### WHAT YOU WILL DO
Gather up all lines that carry the word "this".

# START OF MATERIAL

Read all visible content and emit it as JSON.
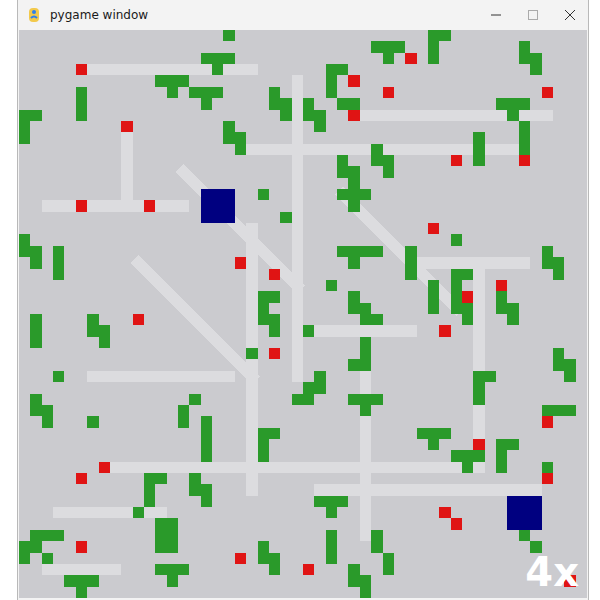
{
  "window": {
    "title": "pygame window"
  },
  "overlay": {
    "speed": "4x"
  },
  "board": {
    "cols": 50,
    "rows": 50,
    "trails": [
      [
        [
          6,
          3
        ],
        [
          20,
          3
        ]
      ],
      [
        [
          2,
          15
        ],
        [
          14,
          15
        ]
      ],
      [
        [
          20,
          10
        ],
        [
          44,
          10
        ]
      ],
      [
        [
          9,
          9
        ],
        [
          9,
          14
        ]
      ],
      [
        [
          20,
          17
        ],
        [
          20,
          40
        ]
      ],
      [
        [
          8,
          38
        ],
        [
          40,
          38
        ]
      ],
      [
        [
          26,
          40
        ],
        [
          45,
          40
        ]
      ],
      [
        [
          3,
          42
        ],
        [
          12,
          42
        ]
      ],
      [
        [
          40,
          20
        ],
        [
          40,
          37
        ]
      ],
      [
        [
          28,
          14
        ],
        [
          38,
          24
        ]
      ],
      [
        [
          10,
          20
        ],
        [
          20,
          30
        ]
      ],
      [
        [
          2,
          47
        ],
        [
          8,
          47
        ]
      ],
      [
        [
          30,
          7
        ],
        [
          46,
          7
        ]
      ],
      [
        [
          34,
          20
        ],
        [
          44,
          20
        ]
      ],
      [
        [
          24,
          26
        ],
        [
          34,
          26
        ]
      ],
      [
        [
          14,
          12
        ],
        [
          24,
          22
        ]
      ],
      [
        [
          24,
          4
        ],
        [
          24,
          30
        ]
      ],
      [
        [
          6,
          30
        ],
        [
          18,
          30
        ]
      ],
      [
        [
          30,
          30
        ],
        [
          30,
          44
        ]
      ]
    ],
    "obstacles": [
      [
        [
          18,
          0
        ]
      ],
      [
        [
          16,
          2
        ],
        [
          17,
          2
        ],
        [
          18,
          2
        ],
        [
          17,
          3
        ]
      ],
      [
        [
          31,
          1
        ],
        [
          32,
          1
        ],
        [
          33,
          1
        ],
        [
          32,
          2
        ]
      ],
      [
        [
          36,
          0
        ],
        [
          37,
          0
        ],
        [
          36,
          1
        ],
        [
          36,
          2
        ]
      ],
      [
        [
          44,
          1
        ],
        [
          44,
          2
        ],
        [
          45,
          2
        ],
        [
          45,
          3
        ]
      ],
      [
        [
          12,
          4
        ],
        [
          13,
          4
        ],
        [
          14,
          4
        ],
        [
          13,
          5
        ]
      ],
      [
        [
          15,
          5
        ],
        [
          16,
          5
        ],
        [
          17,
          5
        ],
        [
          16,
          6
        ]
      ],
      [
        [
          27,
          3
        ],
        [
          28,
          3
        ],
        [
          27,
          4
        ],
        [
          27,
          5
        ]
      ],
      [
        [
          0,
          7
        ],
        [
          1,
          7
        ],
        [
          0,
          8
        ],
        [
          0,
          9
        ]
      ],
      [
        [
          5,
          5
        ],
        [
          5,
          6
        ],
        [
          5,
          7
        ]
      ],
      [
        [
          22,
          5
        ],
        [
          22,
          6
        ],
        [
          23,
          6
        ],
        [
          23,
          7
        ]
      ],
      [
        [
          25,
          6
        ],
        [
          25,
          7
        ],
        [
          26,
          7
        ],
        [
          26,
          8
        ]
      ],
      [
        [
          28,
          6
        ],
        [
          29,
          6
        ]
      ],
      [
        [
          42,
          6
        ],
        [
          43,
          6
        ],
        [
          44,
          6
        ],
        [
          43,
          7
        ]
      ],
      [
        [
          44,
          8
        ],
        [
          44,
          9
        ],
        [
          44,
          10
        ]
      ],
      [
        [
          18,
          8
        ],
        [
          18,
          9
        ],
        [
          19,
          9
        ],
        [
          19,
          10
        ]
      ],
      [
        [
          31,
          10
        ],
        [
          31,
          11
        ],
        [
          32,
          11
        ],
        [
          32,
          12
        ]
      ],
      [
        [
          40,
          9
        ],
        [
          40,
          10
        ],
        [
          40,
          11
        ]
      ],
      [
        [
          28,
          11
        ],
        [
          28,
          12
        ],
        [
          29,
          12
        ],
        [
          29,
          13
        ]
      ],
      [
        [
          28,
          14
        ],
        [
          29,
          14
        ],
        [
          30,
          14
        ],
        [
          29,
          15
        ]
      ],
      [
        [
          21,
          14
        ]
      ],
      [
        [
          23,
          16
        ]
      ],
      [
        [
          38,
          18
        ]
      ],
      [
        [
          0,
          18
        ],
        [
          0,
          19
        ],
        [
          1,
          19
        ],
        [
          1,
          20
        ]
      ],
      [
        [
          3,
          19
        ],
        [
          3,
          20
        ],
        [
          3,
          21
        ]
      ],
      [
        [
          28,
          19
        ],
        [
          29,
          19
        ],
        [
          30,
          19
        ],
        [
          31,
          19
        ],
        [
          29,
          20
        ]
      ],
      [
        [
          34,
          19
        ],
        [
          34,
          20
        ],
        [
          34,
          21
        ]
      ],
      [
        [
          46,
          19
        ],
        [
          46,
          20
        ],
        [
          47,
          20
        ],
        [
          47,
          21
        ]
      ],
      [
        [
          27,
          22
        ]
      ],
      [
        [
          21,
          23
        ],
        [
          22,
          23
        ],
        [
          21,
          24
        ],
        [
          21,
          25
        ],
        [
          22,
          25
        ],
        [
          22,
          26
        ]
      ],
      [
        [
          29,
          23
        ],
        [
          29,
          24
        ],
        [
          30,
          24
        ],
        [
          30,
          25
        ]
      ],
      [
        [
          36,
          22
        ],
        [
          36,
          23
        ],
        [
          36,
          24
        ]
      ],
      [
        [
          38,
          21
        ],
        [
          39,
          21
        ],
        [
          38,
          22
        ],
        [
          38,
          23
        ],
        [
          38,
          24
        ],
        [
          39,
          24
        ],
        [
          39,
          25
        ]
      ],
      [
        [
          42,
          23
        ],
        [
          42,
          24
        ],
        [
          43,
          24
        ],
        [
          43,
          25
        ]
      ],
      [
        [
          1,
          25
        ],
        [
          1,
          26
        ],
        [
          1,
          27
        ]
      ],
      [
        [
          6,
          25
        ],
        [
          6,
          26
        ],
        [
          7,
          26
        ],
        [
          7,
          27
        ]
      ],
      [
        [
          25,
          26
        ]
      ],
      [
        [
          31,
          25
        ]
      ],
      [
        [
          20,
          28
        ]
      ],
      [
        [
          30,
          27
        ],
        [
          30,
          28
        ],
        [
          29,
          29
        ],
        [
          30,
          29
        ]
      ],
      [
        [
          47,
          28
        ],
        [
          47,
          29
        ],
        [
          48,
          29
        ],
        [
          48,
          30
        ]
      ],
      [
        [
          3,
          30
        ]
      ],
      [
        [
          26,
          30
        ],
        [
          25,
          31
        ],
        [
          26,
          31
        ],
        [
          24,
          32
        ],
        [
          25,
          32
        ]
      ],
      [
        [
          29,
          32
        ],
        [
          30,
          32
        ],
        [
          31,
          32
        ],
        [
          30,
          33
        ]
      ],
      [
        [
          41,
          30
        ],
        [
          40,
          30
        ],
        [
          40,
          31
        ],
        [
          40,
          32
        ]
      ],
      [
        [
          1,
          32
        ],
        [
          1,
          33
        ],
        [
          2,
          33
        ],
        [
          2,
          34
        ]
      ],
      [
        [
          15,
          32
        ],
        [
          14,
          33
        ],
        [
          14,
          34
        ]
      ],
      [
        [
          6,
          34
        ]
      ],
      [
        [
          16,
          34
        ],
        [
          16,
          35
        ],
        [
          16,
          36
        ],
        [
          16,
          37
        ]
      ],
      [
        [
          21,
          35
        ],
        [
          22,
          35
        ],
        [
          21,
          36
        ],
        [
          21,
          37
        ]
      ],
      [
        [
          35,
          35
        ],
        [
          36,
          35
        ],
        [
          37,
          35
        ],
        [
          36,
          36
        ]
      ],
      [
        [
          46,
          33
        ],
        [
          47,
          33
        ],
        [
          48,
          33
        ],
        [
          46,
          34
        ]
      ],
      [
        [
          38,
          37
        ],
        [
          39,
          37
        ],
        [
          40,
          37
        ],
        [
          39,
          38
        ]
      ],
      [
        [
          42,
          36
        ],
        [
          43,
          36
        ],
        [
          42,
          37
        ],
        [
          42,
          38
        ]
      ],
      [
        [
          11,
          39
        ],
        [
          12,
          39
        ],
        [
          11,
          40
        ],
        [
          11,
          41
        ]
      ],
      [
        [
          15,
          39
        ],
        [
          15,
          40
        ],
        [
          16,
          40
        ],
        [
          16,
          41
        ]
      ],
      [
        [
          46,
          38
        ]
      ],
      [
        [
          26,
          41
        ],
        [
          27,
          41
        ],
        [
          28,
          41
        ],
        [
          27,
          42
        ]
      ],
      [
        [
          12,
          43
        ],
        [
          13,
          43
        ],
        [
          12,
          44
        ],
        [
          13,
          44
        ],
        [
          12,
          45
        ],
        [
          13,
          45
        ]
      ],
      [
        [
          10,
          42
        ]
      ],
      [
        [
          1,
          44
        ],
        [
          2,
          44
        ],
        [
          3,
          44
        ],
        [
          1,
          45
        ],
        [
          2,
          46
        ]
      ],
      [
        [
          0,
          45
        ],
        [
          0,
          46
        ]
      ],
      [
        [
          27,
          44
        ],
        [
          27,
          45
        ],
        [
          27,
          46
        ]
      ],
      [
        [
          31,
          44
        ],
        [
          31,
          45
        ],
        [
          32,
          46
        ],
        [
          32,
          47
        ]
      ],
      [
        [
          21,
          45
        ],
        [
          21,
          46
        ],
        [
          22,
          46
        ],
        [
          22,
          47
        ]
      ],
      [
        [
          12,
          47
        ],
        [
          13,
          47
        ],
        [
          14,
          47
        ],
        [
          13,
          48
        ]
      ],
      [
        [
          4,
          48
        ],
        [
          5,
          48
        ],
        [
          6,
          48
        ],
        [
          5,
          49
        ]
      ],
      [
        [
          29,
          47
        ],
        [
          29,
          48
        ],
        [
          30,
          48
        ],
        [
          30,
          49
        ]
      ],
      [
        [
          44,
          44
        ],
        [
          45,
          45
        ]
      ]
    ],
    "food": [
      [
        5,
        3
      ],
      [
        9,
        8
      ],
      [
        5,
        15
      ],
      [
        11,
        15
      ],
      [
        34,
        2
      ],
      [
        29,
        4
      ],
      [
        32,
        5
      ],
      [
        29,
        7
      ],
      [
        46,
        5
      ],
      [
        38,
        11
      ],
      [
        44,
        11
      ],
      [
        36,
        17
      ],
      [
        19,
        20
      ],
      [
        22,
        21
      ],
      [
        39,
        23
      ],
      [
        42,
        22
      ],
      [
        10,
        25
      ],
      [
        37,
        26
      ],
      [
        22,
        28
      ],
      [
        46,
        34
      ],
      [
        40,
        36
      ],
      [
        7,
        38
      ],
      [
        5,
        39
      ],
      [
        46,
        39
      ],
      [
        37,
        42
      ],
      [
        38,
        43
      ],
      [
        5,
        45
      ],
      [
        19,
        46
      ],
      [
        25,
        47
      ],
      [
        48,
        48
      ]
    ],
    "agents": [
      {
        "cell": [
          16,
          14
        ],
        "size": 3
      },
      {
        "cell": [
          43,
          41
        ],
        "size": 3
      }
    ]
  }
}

# END OF MATERIAL
# START OF MATERIAL

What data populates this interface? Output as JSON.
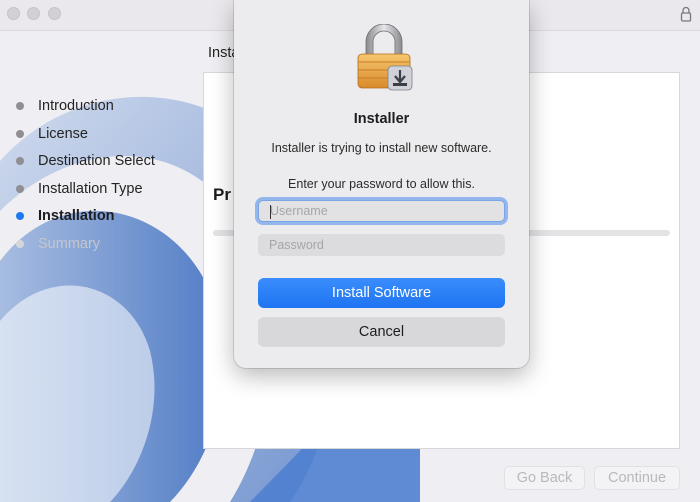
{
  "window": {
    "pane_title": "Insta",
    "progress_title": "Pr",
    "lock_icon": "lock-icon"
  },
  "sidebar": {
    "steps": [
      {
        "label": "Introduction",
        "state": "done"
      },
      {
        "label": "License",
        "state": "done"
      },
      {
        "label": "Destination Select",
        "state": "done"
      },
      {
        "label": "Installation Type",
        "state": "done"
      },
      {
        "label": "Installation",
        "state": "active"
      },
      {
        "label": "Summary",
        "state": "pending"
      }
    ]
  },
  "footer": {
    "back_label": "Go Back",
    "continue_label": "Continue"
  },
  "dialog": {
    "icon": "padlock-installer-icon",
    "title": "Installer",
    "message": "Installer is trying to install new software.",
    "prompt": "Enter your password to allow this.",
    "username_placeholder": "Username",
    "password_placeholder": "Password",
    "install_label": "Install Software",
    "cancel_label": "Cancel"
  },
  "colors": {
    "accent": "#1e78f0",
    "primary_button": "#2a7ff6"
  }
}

# END OF MATERIAL

### ANSWER TO THE EXERCISE
What data populates this interface? Output as JSON.
    "prompt": "Enter your password to allow this.",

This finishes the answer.